Problem to solve:
Below are some records; give them all again exactly, but not the pictures.

Records shown:
— start —

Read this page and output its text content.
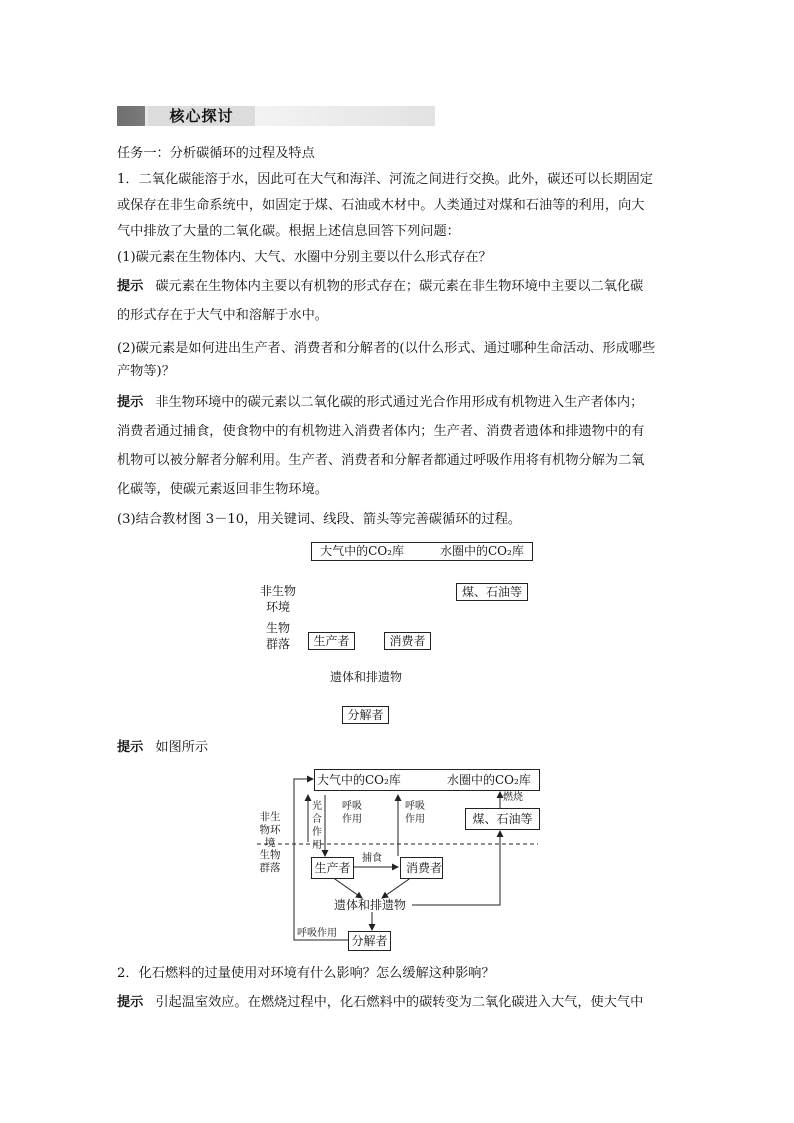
核心探讨
任务一：分析碳循环的过程及特点
1．二氧化碳能溶于水，因此可在大气和海洋、河流之间进行交换。此外，碳还可以长期固定
或保存在非生命系统中，如固定于煤、石油或木材中。人类通过对煤和石油等的利用，向大
气中排放了大量的二氧化碳。根据上述信息回答下列问题：
(1)碳元素在生物体内、大气、水圈中分别主要以什么形式存在？
提示 碳元素在生物体内主要以有机物的形式存在；碳元素在非生物环境中主要以二氧化碳
的形式存在于大气中和溶解于水中。
(2)碳元素是如何进出生产者、消费者和分解者的(以什么形式、通过哪种生命活动、形成哪些
产物等)？
提示 非生物环境中的碳元素以二氧化碳的形式通过光合作用形成有机物进入生产者体内；
消费者通过捕食，使食物中的有机物进入消费者体内；生产者、消费者遗体和排遗物中的有
机物可以被分解者分解利用。生产者、消费者和分解者都通过呼吸作用将有机物分解为二氧
化碳等，使碳元素返回非生物环境。
(3)结合教材图 3－10，用关键词、线段、箭头等完善碳循环的过程。
大气中的CO₂库　　　水圈中的CO₂库
非生物
环境
煤、石油等
生物
群落	生产者	消费者
遗体和排遗物
分解者
提示 如图所示
大气中的CO₂库	水圈中的CO₂库
燃烧
煤、石油等
非生物环境
生物群落
光合作用
呼吸作用
呼吸作用
生产者
捕食
消费者
遗体和排遗物
呼吸作用
分解者
2．化石燃料的过量使用对环境有什么影响？怎么缓解这种影响？
提示 引起温室效应。在燃烧过程中，化石燃料中的碳转变为二氧化碳进入大气，使大气中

— end —

Exercise response:
Read this page and output its text content.
核心探讨
任务一：分析碳循环的过程及特点
1．二氧化碳能溶于水，因此可在大气和海洋、河流之间进行交换。此外，碳还可以长期固定
或保存在非生命系统中，如固定于煤、石油或木材中。人类通过对煤和石油等的利用，向大
气中排放了大量的二氧化碳。根据上述信息回答下列问题：
(1)碳元素在生物体内、大气、水圈中分别主要以什么形式存在？
提示 碳元素在生物体内主要以有机物的形式存在；碳元素在非生物环境中主要以二氧化碳
的形式存在于大气中和溶解于水中。
(2)碳元素是如何进出生产者、消费者和分解者的(以什么形式、通过哪种生命活动、形成哪些
产物等)？
提示 非生物环境中的碳元素以二氧化碳的形式通过光合作用形成有机物进入生产者体内；
消费者通过捕食，使食物中的有机物进入消费者体内；生产者、消费者遗体和排遗物中的有
机物可以被分解者分解利用。生产者、消费者和分解者都通过呼吸作用将有机物分解为二氧
化碳等，使碳元素返回非生物环境。
(3)结合教材图 3－10，用关键词、线段、箭头等完善碳循环的过程。
大气中的CO₂库　　　水圈中的CO₂库
非生物
环境
煤、石油等
生物
群落	生产者	消费者
遗体和排遗物
分解者
提示 如图所示
大气中的CO₂库	水圈中的CO₂库
燃烧
煤、石油等
非生物环境
生物群落
光合作用
呼吸作用
呼吸作用
生产者
捕食
消费者
遗体和排遗物
呼吸作用
分解者
2．化石燃料的过量使用对环境有什么影响？怎么缓解这种影响？
提示 引起温室效应。在燃烧过程中，化石燃料中的碳转变为二氧化碳进入大气，使大气中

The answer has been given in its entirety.